**Exercise description:**
Give the data again exactly as written, skipping any pictures.

Stored data:
□ □ □ □

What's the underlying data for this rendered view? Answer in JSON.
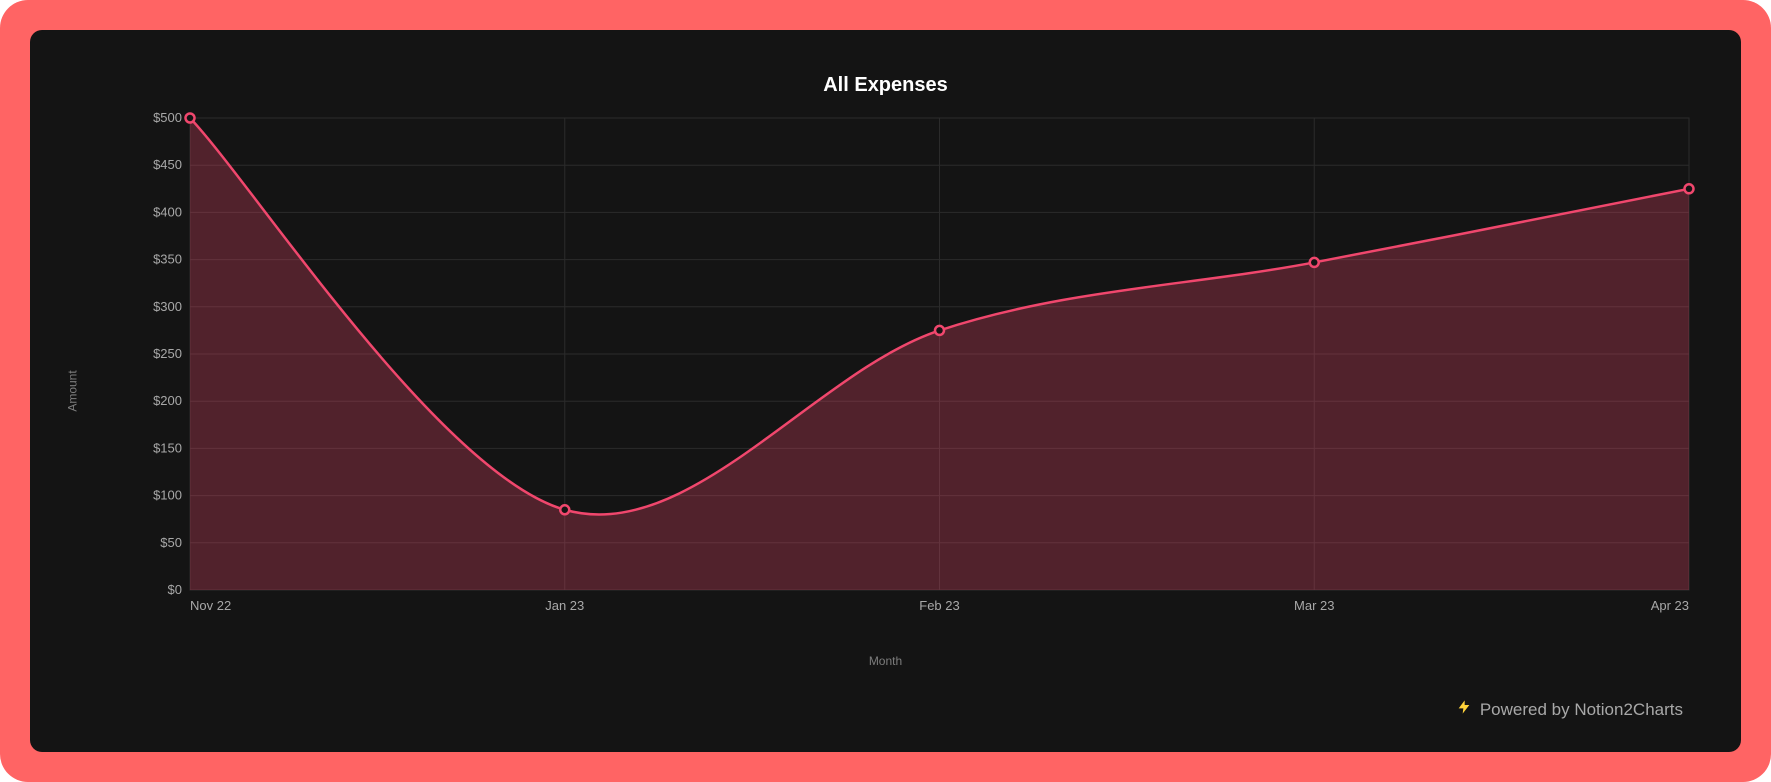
{
  "colors": {
    "outer_bg": "#ff6464",
    "panel_bg": "#141414",
    "grid": "#2b2b2b",
    "series": "#f0476d",
    "bolt": "#ffd23a"
  },
  "footer": {
    "text": "Powered by Notion2Charts"
  },
  "chart_data": {
    "type": "area",
    "title": "All Expenses",
    "xlabel": "Month",
    "ylabel": "Amount",
    "ylim": [
      0,
      500
    ],
    "y_ticks": [
      0,
      50,
      100,
      150,
      200,
      250,
      300,
      350,
      400,
      450,
      500
    ],
    "y_tick_labels": [
      "$0",
      "$50",
      "$100",
      "$150",
      "$200",
      "$250",
      "$300",
      "$350",
      "$400",
      "$450",
      "$500"
    ],
    "categories": [
      "Nov 22",
      "Jan 23",
      "Feb 23",
      "Mar 23",
      "Apr 23"
    ],
    "x_positions": [
      0,
      0.25,
      0.5,
      0.75,
      1.0
    ],
    "values": [
      500,
      85,
      275,
      347,
      425
    ],
    "smooth": true
  }
}
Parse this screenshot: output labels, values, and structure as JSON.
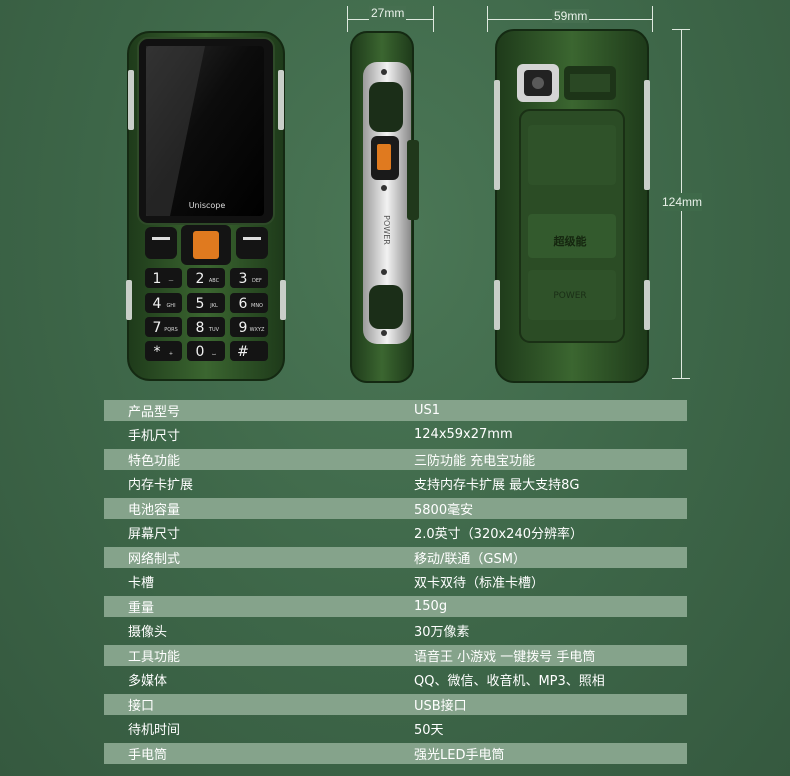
{
  "dimensions": {
    "thickness": "27mm",
    "width": "59mm",
    "height": "124mm"
  },
  "phone": {
    "brand": "Uniscope",
    "side_label": "POWER",
    "back_label": "超级能",
    "back_power_label": "POWER",
    "keys": [
      {
        "num": "1",
        "sub": "—"
      },
      {
        "num": "2",
        "sub": "ABC"
      },
      {
        "num": "3",
        "sub": "DEF"
      },
      {
        "num": "4",
        "sub": "GHI"
      },
      {
        "num": "5",
        "sub": "JKL"
      },
      {
        "num": "6",
        "sub": "MNO"
      },
      {
        "num": "7",
        "sub": "PQRS"
      },
      {
        "num": "8",
        "sub": "TUV"
      },
      {
        "num": "9",
        "sub": "WXYZ"
      },
      {
        "num": "*",
        "sub": "+"
      },
      {
        "num": "0",
        "sub": "⌴"
      },
      {
        "num": "#",
        "sub": ""
      }
    ]
  },
  "specs": [
    {
      "key": "产品型号",
      "value": "US1"
    },
    {
      "key": "手机尺寸",
      "value": "124x59x27mm"
    },
    {
      "key": "特色功能",
      "value": "三防功能  充电宝功能"
    },
    {
      "key": "内存卡扩展",
      "value": "支持内存卡扩展  最大支持8G"
    },
    {
      "key": "电池容量",
      "value": "5800毫安"
    },
    {
      "key": "屏幕尺寸",
      "value": "2.0英寸（320x240分辨率）"
    },
    {
      "key": "网络制式",
      "value": "移动/联通（GSM）"
    },
    {
      "key": "卡槽",
      "value": "双卡双待（标准卡槽）"
    },
    {
      "key": "重量",
      "value": "150g"
    },
    {
      "key": "摄像头",
      "value": "30万像素"
    },
    {
      "key": "工具功能",
      "value": "语音王  小游戏  一键拨号  手电筒"
    },
    {
      "key": "多媒体",
      "value": "QQ、微信、收音机、MP3、照相"
    },
    {
      "key": "接口",
      "value": "USB接口"
    },
    {
      "key": "待机时间",
      "value": "50天"
    },
    {
      "key": "手电筒",
      "value": "强光LED手电筒"
    }
  ]
}
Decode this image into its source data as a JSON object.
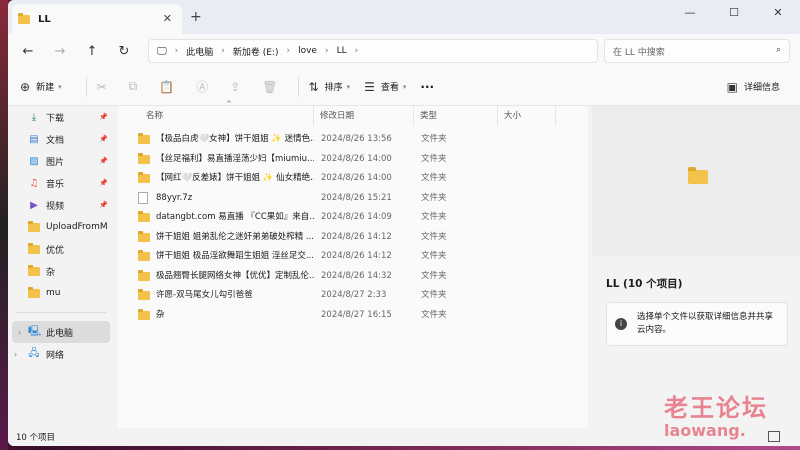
{
  "window": {
    "tab_title": "LL",
    "tab_close": "✕",
    "tab_add": "+",
    "controls": [
      "—",
      "☐",
      "✕"
    ]
  },
  "nav": {
    "back": "←",
    "forward": "→",
    "up": "↑",
    "refresh": "↻",
    "breadcrumb": [
      "此电脑",
      "新加卷 (E:)",
      "love",
      "LL"
    ],
    "search_placeholder": "在 LL 中搜索"
  },
  "toolbar": {
    "new_label": "新建",
    "sort_label": "排序",
    "view_label": "查看",
    "more_label": "···",
    "details_label": "详细信息"
  },
  "sidebar": {
    "pinned": [
      {
        "label": "下载",
        "icon": "download-icon"
      },
      {
        "label": "文档",
        "icon": "document-icon"
      },
      {
        "label": "图片",
        "icon": "picture-icon"
      },
      {
        "label": "音乐",
        "icon": "music-icon"
      },
      {
        "label": "视频",
        "icon": "video-icon"
      }
    ],
    "folders": [
      "UploadFromM",
      "优优",
      "杂",
      "mu"
    ],
    "this_pc": "此电脑",
    "network": "网络"
  },
  "columns": {
    "name": "名称",
    "date": "修改日期",
    "type": "类型",
    "size": "大小"
  },
  "files": [
    {
      "name": "【极品白虎🤍女神】饼干姐姐 ✨ 迷情色...",
      "date": "2024/8/26 13:56",
      "type": "文件夹",
      "kind": "folder"
    },
    {
      "name": "【丝足福利】易直播淫荡少妇【miumiu...",
      "date": "2024/8/26 14:00",
      "type": "文件夹",
      "kind": "folder"
    },
    {
      "name": "【网红🤍反差婊】饼干姐姐 ✨ 仙女精绝...",
      "date": "2024/8/26 14:00",
      "type": "文件夹",
      "kind": "folder"
    },
    {
      "name": "88yyr.7z",
      "date": "2024/8/26 15:21",
      "type": "文件夹",
      "kind": "file"
    },
    {
      "name": "datangbt.com 易直播 『CC果如』来自...",
      "date": "2024/8/26 14:09",
      "type": "文件夹",
      "kind": "folder"
    },
    {
      "name": "饼干姐姐 姐弟乱伦之迷奸弟弟破处榨精 ...",
      "date": "2024/8/26 14:12",
      "type": "文件夹",
      "kind": "folder"
    },
    {
      "name": "饼干姐姐 极品淫欲舞蹈生姐姐 淫丝足交...",
      "date": "2024/8/26 14:12",
      "type": "文件夹",
      "kind": "folder"
    },
    {
      "name": "极品翘臀长腿网络女神【优优】定制乱伦...",
      "date": "2024/8/26 14:32",
      "type": "文件夹",
      "kind": "folder"
    },
    {
      "name": "许愿-双马尾女儿勾引爸爸",
      "date": "2024/8/27 2:33",
      "type": "文件夹",
      "kind": "folder"
    },
    {
      "name": "杂",
      "date": "2024/8/27 16:15",
      "type": "文件夹",
      "kind": "folder"
    }
  ],
  "details": {
    "title": "LL (10 个项目)",
    "info": "选择单个文件以获取详细信息并共享云内容。"
  },
  "status": {
    "count": "10 个项目"
  },
  "watermark": {
    "line1": "老王论坛",
    "line2": "laowang."
  }
}
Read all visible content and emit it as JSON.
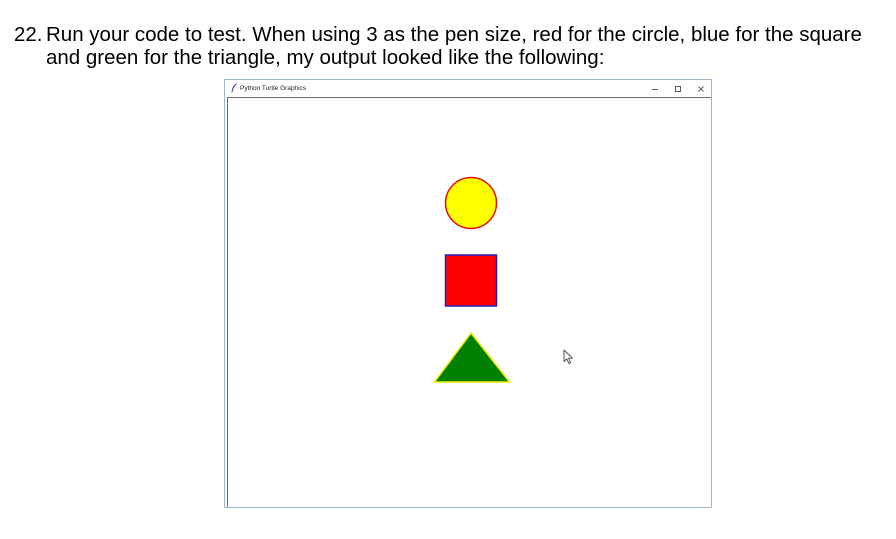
{
  "instruction": {
    "number": "22.",
    "text": "Run your code to test.  When using 3 as the pen size, red for the circle, blue for the square and green for the triangle, my output looked like the following:"
  },
  "window": {
    "title": "Python Turtle Graphics",
    "controls": [
      "minimize-icon",
      "maximize-icon",
      "close-icon"
    ]
  },
  "drawing": {
    "pen_size": 3,
    "background": "#ffffff",
    "circle": {
      "fill": "#ffff00",
      "pen": "#e01010"
    },
    "square": {
      "fill": "#ff0000",
      "pen": "#2020c0"
    },
    "triangle": {
      "fill": "#008000",
      "pen": "#f0f000"
    }
  },
  "icons": {
    "app": "feather-icon",
    "pointer": "mouse-pointer-icon"
  }
}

□ □ □ □

**Exercise solution:**
What's the underlying data for this rendered view? Answer in JSON.
{
  "colors": {
    "outer_bg": "#ff6464",
    "panel_bg": "#141414",
    "grid": "#2b2b2b",
    "series": "#f0476d",
    "bolt": "#ffd23a"
  },
  "footer": {
    "text": "Powered by Notion2Charts"
  },
  "chart_data": {
    "type": "area",
    "title": "All Expenses",
    "xlabel": "Month",
    "ylabel": "Amount",
    "ylim": [
      0,
      500
    ],
    "y_ticks": [
      0,
      50,
      100,
      150,
      200,
      250,
      300,
      350,
      400,
      450,
      500
    ],
    "y_tick_labels": [
      "$0",
      "$50",
      "$100",
      "$150",
      "$200",
      "$250",
      "$300",
      "$350",
      "$400",
      "$450",
      "$500"
    ],
    "categories": [
      "Nov 22",
      "Jan 23",
      "Feb 23",
      "Mar 23",
      "Apr 23"
    ],
    "x_positions": [
      0,
      0.25,
      0.5,
      0.75,
      1.0
    ],
    "values": [
      500,
      85,
      275,
      347,
      425
    ],
    "smooth": true
  }
}
Parse this screenshot: output labels, values, and structure as JSON.
{
  "dimensions": {
    "thickness": "27mm",
    "width": "59mm",
    "height": "124mm"
  },
  "phone": {
    "brand": "Uniscope",
    "side_label": "POWER",
    "back_label": "超级能",
    "back_power_label": "POWER",
    "keys": [
      {
        "num": "1",
        "sub": "—"
      },
      {
        "num": "2",
        "sub": "ABC"
      },
      {
        "num": "3",
        "sub": "DEF"
      },
      {
        "num": "4",
        "sub": "GHI"
      },
      {
        "num": "5",
        "sub": "JKL"
      },
      {
        "num": "6",
        "sub": "MNO"
      },
      {
        "num": "7",
        "sub": "PQRS"
      },
      {
        "num": "8",
        "sub": "TUV"
      },
      {
        "num": "9",
        "sub": "WXYZ"
      },
      {
        "num": "*",
        "sub": "+"
      },
      {
        "num": "0",
        "sub": "⌴"
      },
      {
        "num": "#",
        "sub": ""
      }
    ]
  },
  "specs": [
    {
      "key": "产品型号",
      "value": "US1"
    },
    {
      "key": "手机尺寸",
      "value": "124x59x27mm"
    },
    {
      "key": "特色功能",
      "value": "三防功能  充电宝功能"
    },
    {
      "key": "内存卡扩展",
      "value": "支持内存卡扩展  最大支持8G"
    },
    {
      "key": "电池容量",
      "value": "5800毫安"
    },
    {
      "key": "屏幕尺寸",
      "value": "2.0英寸（320x240分辨率）"
    },
    {
      "key": "网络制式",
      "value": "移动/联通（GSM）"
    },
    {
      "key": "卡槽",
      "value": "双卡双待（标准卡槽）"
    },
    {
      "key": "重量",
      "value": "150g"
    },
    {
      "key": "摄像头",
      "value": "30万像素"
    },
    {
      "key": "工具功能",
      "value": "语音王  小游戏  一键拨号  手电筒"
    },
    {
      "key": "多媒体",
      "value": "QQ、微信、收音机、MP3、照相"
    },
    {
      "key": "接口",
      "value": "USB接口"
    },
    {
      "key": "待机时间",
      "value": "50天"
    },
    {
      "key": "手电筒",
      "value": "强光LED手电筒"
    }
  ]
}
Decode this image into its source data as a JSON object.
{
  "window": {
    "tab_title": "LL",
    "tab_close": "✕",
    "tab_add": "+",
    "controls": [
      "—",
      "☐",
      "✕"
    ]
  },
  "nav": {
    "back": "←",
    "forward": "→",
    "up": "↑",
    "refresh": "↻",
    "breadcrumb": [
      "此电脑",
      "新加卷 (E:)",
      "love",
      "LL"
    ],
    "search_placeholder": "在 LL 中搜索"
  },
  "toolbar": {
    "new_label": "新建",
    "sort_label": "排序",
    "view_label": "查看",
    "more_label": "···",
    "details_label": "详细信息"
  },
  "sidebar": {
    "pinned": [
      {
        "label": "下载",
        "icon": "download-icon"
      },
      {
        "label": "文档",
        "icon": "document-icon"
      },
      {
        "label": "图片",
        "icon": "picture-icon"
      },
      {
        "label": "音乐",
        "icon": "music-icon"
      },
      {
        "label": "视频",
        "icon": "video-icon"
      }
    ],
    "folders": [
      "UploadFromM",
      "优优",
      "杂",
      "mu"
    ],
    "this_pc": "此电脑",
    "network": "网络"
  },
  "columns": {
    "name": "名称",
    "date": "修改日期",
    "type": "类型",
    "size": "大小"
  },
  "files": [
    {
      "name": "【极品白虎🤍女神】饼干姐姐 ✨ 迷情色...",
      "date": "2024/8/26 13:56",
      "type": "文件夹",
      "kind": "folder"
    },
    {
      "name": "【丝足福利】易直播淫荡少妇【miumiu...",
      "date": "2024/8/26 14:00",
      "type": "文件夹",
      "kind": "folder"
    },
    {
      "name": "【网红🤍反差婊】饼干姐姐 ✨ 仙女精绝...",
      "date": "2024/8/26 14:00",
      "type": "文件夹",
      "kind": "folder"
    },
    {
      "name": "88yyr.7z",
      "date": "2024/8/26 15:21",
      "type": "文件夹",
      "kind": "file"
    },
    {
      "name": "datangbt.com 易直播 『CC果如』来自...",
      "date": "2024/8/26 14:09",
      "type": "文件夹",
      "kind": "folder"
    },
    {
      "name": "饼干姐姐 姐弟乱伦之迷奸弟弟破处榨精 ...",
      "date": "2024/8/26 14:12",
      "type": "文件夹",
      "kind": "folder"
    },
    {
      "name": "饼干姐姐 极品淫欲舞蹈生姐姐 淫丝足交...",
      "date": "2024/8/26 14:12",
      "type": "文件夹",
      "kind": "folder"
    },
    {
      "name": "极品翘臀长腿网络女神【优优】定制乱伦...",
      "date": "2024/8/26 14:32",
      "type": "文件夹",
      "kind": "folder"
    },
    {
      "name": "许愿-双马尾女儿勾引爸爸",
      "date": "2024/8/27 2:33",
      "type": "文件夹",
      "kind": "folder"
    },
    {
      "name": "杂",
      "date": "2024/8/27 16:15",
      "type": "文件夹",
      "kind": "folder"
    }
  ],
  "details": {
    "title": "LL (10 个项目)",
    "info": "选择单个文件以获取详细信息并共享云内容。"
  },
  "status": {
    "count": "10 个项目"
  },
  "watermark": {
    "line1": "老王论坛",
    "line2": "laowang."
  }
}
Read all visible content and emit it as JSON.
{
  "instruction": {
    "number": "22.",
    "text": "Run your code to test.  When using 3 as the pen size, red for the circle, blue for the square and green for the triangle, my output looked like the following:"
  },
  "window": {
    "title": "Python Turtle Graphics",
    "controls": [
      "minimize-icon",
      "maximize-icon",
      "close-icon"
    ]
  },
  "drawing": {
    "pen_size": 3,
    "background": "#ffffff",
    "circle": {
      "fill": "#ffff00",
      "pen": "#e01010"
    },
    "square": {
      "fill": "#ff0000",
      "pen": "#2020c0"
    },
    "triangle": {
      "fill": "#008000",
      "pen": "#f0f000"
    }
  },
  "icons": {
    "app": "feather-icon",
    "pointer": "mouse-pointer-icon"
  }
}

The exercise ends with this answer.